[Records about charts and figures]
+-------+

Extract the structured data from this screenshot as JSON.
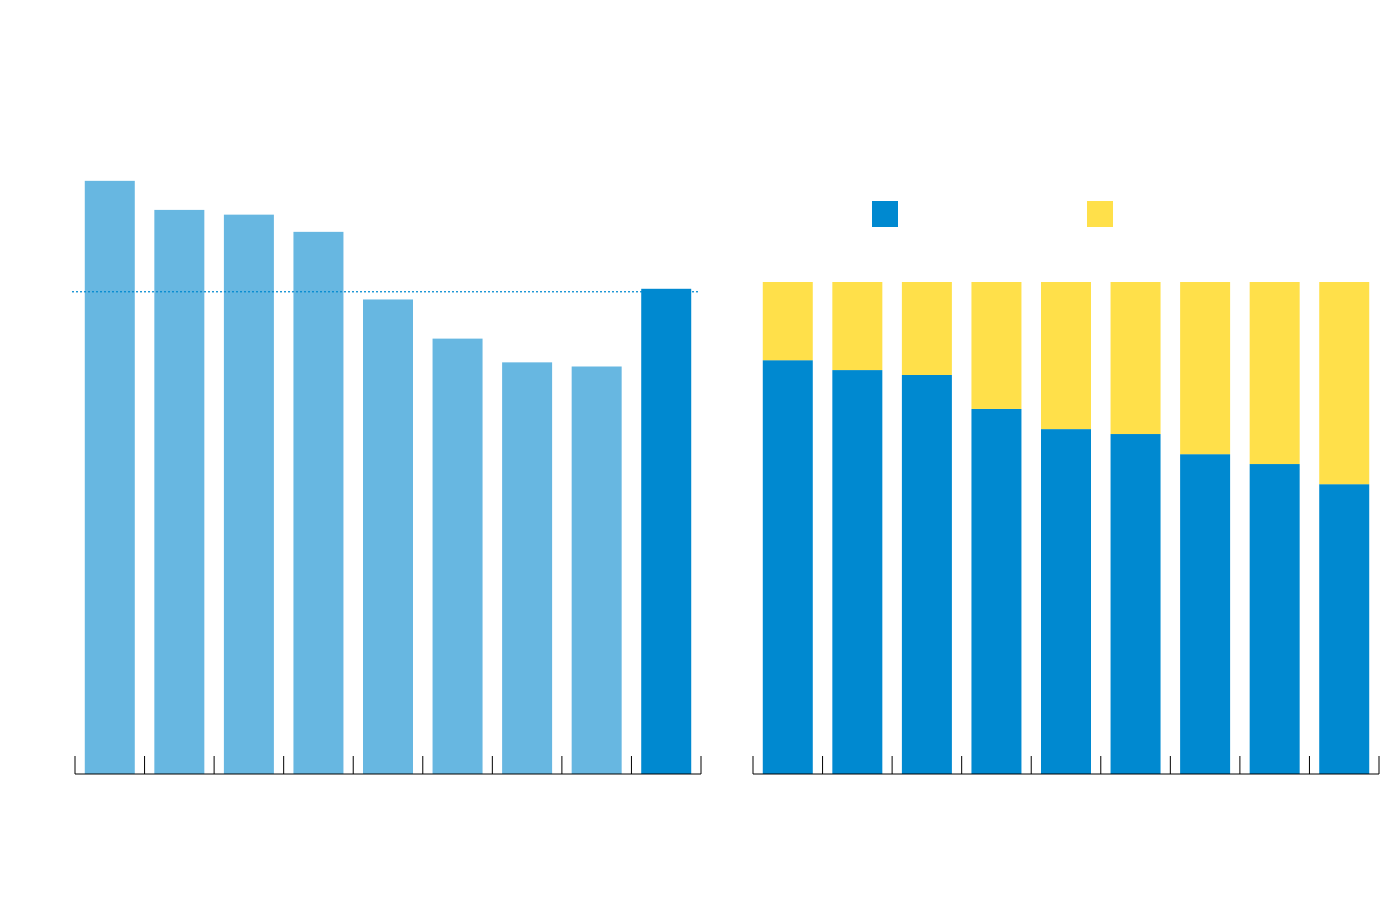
{
  "chart_data": [
    {
      "type": "bar",
      "categories": [
        null,
        null,
        null,
        null,
        null,
        null,
        null,
        null,
        null
      ],
      "values": [
        100,
        95.1,
        94.3,
        91.4,
        80.0,
        73.4,
        69.4,
        68.7,
        81.8
      ],
      "colors": [
        "#67b7e1",
        "#67b7e1",
        "#67b7e1",
        "#67b7e1",
        "#67b7e1",
        "#67b7e1",
        "#67b7e1",
        "#67b7e1",
        "#0089d0"
      ],
      "ylim": [
        0,
        117
      ],
      "reference_line": 81.3,
      "reference_color": "#0089d0"
    },
    {
      "type": "stacked_bar",
      "categories": [
        null,
        null,
        null,
        null,
        null,
        null,
        null,
        null,
        null
      ],
      "series": [
        {
          "color": "#0089d0",
          "values": [
            84.1,
            82.1,
            81.1,
            74.2,
            70.1,
            69.1,
            65.0,
            63.0,
            58.9
          ]
        },
        {
          "color": "#ffe04a",
          "values": [
            15.9,
            17.9,
            18.9,
            25.8,
            29.9,
            30.9,
            35.0,
            37.0,
            41.1
          ]
        }
      ],
      "ylim": [
        0,
        100
      ],
      "legend": "top"
    }
  ]
}
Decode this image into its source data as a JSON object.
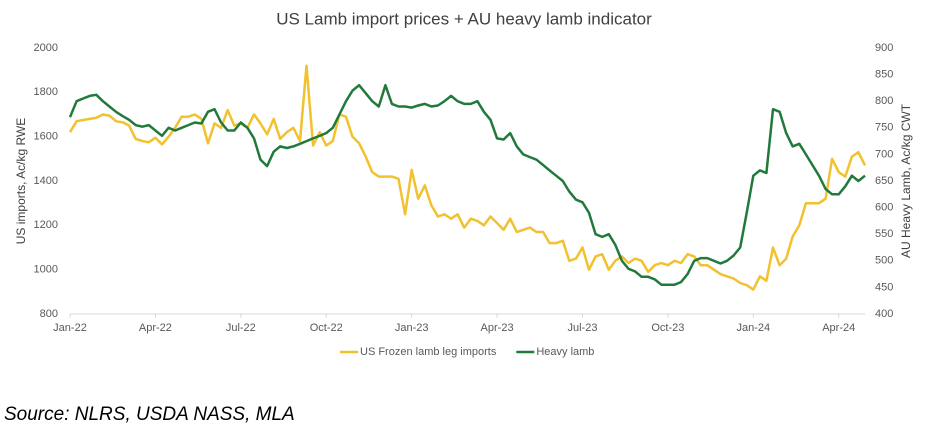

+-------+

EXERCISE AIM → Leave the pictures out and reproduce each record exactly as written.

SOLUTION BELOW →
Extract the structured data from this screenshot as JSON.
{
  "chart_data": [
    {
      "type": "bar",
      "categories": [
        null,
        null,
        null,
        null,
        null,
        null,
        null,
        null,
        null
      ],
      "values": [
        100,
        95.1,
        94.3,
        91.4,
        80.0,
        73.4,
        69.4,
        68.7,
        81.8
      ],
      "colors": [
        "#67b7e1",
        "#67b7e1",
        "#67b7e1",
        "#67b7e1",
        "#67b7e1",
        "#67b7e1",
        "#67b7e1",
        "#67b7e1",
        "#0089d0"
      ],
      "ylim": [
        0,
        117
      ],
      "reference_line": 81.3,
      "reference_color": "#0089d0"
    },
    {
      "type": "stacked_bar",
      "categories": [
        null,
        null,
        null,
        null,
        null,
        null,
        null,
        null,
        null
      ],
      "series": [
        {
          "color": "#0089d0",
          "values": [
            84.1,
            82.1,
            81.1,
            74.2,
            70.1,
            69.1,
            65.0,
            63.0,
            58.9
          ]
        },
        {
          "color": "#ffe04a",
          "values": [
            15.9,
            17.9,
            18.9,
            25.8,
            29.9,
            30.9,
            35.0,
            37.0,
            41.1
          ]
        }
      ],
      "ylim": [
        0,
        100
      ],
      "legend": "top"
    }
  ]
}
Decode this image into its source data as a JSON object.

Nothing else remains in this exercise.